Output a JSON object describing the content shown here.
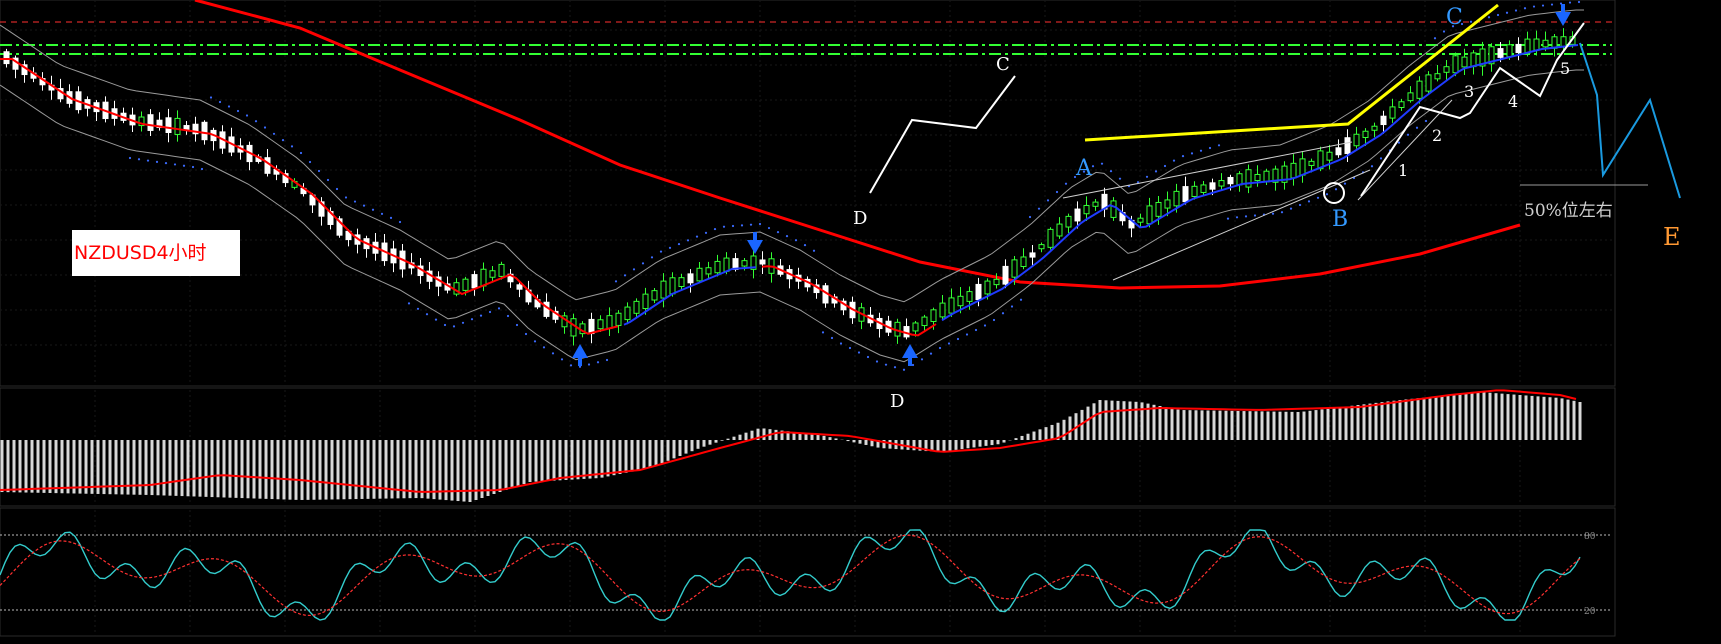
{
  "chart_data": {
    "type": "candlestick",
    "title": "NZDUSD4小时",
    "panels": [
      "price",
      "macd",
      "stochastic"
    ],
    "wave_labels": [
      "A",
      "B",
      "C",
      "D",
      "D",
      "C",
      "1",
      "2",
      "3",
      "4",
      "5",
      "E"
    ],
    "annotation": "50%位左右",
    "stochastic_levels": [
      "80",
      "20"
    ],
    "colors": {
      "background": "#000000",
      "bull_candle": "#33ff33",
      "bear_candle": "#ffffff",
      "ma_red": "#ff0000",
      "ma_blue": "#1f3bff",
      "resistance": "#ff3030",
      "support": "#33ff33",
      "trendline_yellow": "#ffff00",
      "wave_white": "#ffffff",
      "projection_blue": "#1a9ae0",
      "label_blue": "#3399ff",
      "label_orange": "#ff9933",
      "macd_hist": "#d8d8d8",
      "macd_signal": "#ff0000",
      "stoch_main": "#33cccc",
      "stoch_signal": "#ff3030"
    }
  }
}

* * *

DESCRIPTION OF THE TASK = Exclude all images and restate the records above word for word.

FULL RESPONSE =
Output a JSON object describing the content shown here.
{
  "chart_data": {
    "type": "candlestick",
    "title": "NZDUSD4小时",
    "panels": [
      "price",
      "macd",
      "stochastic"
    ],
    "wave_labels": [
      "A",
      "B",
      "C",
      "D",
      "D",
      "C",
      "1",
      "2",
      "3",
      "4",
      "5",
      "E"
    ],
    "annotation": "50%位左右",
    "stochastic_levels": [
      "80",
      "20"
    ],
    "colors": {
      "background": "#000000",
      "bull_candle": "#33ff33",
      "bear_candle": "#ffffff",
      "ma_red": "#ff0000",
      "ma_blue": "#1f3bff",
      "resistance": "#ff3030",
      "support": "#33ff33",
      "trendline_yellow": "#ffff00",
      "wave_white": "#ffffff",
      "projection_blue": "#1a9ae0",
      "label_blue": "#3399ff",
      "label_orange": "#ff9933",
      "macd_hist": "#d8d8d8",
      "macd_signal": "#ff0000",
      "stoch_main": "#33cccc",
      "stoch_signal": "#ff3030"
    }
  }
}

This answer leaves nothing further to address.